Excerpt from a dataset:
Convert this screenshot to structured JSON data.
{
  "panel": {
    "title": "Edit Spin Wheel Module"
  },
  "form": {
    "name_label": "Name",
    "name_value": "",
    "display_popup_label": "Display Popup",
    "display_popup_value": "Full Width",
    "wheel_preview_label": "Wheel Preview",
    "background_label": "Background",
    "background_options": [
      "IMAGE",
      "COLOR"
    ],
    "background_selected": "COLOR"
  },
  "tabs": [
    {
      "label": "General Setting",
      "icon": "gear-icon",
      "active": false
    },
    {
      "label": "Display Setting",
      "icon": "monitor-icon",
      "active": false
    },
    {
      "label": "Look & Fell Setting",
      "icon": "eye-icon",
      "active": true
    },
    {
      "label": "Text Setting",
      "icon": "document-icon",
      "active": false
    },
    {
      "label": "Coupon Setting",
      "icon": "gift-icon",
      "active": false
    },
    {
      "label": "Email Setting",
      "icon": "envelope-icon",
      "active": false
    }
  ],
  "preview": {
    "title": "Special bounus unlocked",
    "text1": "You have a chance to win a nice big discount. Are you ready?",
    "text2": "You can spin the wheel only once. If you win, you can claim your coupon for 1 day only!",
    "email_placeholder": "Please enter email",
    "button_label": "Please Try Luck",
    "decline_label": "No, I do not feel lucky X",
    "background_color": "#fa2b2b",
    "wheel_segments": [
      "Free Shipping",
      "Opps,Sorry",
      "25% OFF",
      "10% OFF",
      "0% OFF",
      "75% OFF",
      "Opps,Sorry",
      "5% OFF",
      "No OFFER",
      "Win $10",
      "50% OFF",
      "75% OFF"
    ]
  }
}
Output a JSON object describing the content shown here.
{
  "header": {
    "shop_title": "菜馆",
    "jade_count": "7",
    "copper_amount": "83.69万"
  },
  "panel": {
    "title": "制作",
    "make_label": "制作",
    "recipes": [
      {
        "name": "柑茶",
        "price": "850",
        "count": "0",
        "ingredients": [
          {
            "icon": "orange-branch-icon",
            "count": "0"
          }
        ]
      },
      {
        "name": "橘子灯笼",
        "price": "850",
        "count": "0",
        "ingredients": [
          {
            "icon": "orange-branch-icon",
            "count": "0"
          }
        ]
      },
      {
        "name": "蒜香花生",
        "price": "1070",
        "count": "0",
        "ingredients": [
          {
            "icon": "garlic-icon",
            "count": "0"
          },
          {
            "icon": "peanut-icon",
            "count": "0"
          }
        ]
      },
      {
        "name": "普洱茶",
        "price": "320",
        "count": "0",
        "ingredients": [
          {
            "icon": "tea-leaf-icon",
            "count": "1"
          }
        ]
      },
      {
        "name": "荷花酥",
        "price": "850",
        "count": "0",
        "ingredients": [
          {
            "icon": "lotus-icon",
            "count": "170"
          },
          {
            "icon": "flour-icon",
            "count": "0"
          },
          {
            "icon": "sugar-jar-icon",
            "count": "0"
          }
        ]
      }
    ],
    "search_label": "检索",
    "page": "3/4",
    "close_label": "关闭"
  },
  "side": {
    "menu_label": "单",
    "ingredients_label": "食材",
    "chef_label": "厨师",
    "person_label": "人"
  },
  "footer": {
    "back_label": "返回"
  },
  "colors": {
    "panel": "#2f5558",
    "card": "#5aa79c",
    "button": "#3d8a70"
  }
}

> _SET PROBLEM_: Above are the records; copy all of them exactly.

> _REPLY_:
Convert this screenshot to structured JSON data.
{
  "panel": {
    "title": "Edit Spin Wheel Module"
  },
  "form": {
    "name_label": "Name",
    "name_value": "",
    "display_popup_label": "Display Popup",
    "display_popup_value": "Full Width",
    "wheel_preview_label": "Wheel Preview",
    "background_label": "Background",
    "background_options": [
      "IMAGE",
      "COLOR"
    ],
    "background_selected": "COLOR"
  },
  "tabs": [
    {
      "label": "General Setting",
      "icon": "gear-icon",
      "active": false
    },
    {
      "label": "Display Setting",
      "icon": "monitor-icon",
      "active": false
    },
    {
      "label": "Look & Fell Setting",
      "icon": "eye-icon",
      "active": true
    },
    {
      "label": "Text Setting",
      "icon": "document-icon",
      "active": false
    },
    {
      "label": "Coupon Setting",
      "icon": "gift-icon",
      "active": false
    },
    {
      "label": "Email Setting",
      "icon": "envelope-icon",
      "active": false
    }
  ],
  "preview": {
    "title": "Special bounus unlocked",
    "text1": "You have a chance to win a nice big discount. Are you ready?",
    "text2": "You can spin the wheel only once. If you win, you can claim your coupon for 1 day only!",
    "email_placeholder": "Please enter email",
    "button_label": "Please Try Luck",
    "decline_label": "No, I do not feel lucky X",
    "background_color": "#fa2b2b",
    "wheel_segments": [
      "Free Shipping",
      "Opps,Sorry",
      "25% OFF",
      "10% OFF",
      "0% OFF",
      "75% OFF",
      "Opps,Sorry",
      "5% OFF",
      "No OFFER",
      "Win $10",
      "50% OFF",
      "75% OFF"
    ]
  }
}
Output a JSON object describing the content shown here.
{
  "header": {
    "shop_title": "菜馆",
    "jade_count": "7",
    "copper_amount": "83.69万"
  },
  "panel": {
    "title": "制作",
    "make_label": "制作",
    "recipes": [
      {
        "name": "柑茶",
        "price": "850",
        "count": "0",
        "ingredients": [
          {
            "icon": "orange-branch-icon",
            "count": "0"
          }
        ]
      },
      {
        "name": "橘子灯笼",
        "price": "850",
        "count": "0",
        "ingredients": [
          {
            "icon": "orange-branch-icon",
            "count": "0"
          }
        ]
      },
      {
        "name": "蒜香花生",
        "price": "1070",
        "count": "0",
        "ingredients": [
          {
            "icon": "garlic-icon",
            "count": "0"
          },
          {
            "icon": "peanut-icon",
            "count": "0"
          }
        ]
      },
      {
        "name": "普洱茶",
        "price": "320",
        "count": "0",
        "ingredients": [
          {
            "icon": "tea-leaf-icon",
            "count": "1"
          }
        ]
      },
      {
        "name": "荷花酥",
        "price": "850",
        "count": "0",
        "ingredients": [
          {
            "icon": "lotus-icon",
            "count": "170"
          },
          {
            "icon": "flour-icon",
            "count": "0"
          },
          {
            "icon": "sugar-jar-icon",
            "count": "0"
          }
        ]
      }
    ],
    "search_label": "检索",
    "page": "3/4",
    "close_label": "关闭"
  },
  "side": {
    "menu_label": "单",
    "ingredients_label": "食材",
    "chef_label": "厨师",
    "person_label": "人"
  },
  "footer": {
    "back_label": "返回"
  },
  "colors": {
    "panel": "#2f5558",
    "card": "#5aa79c",
    "button": "#3d8a70"
  }
}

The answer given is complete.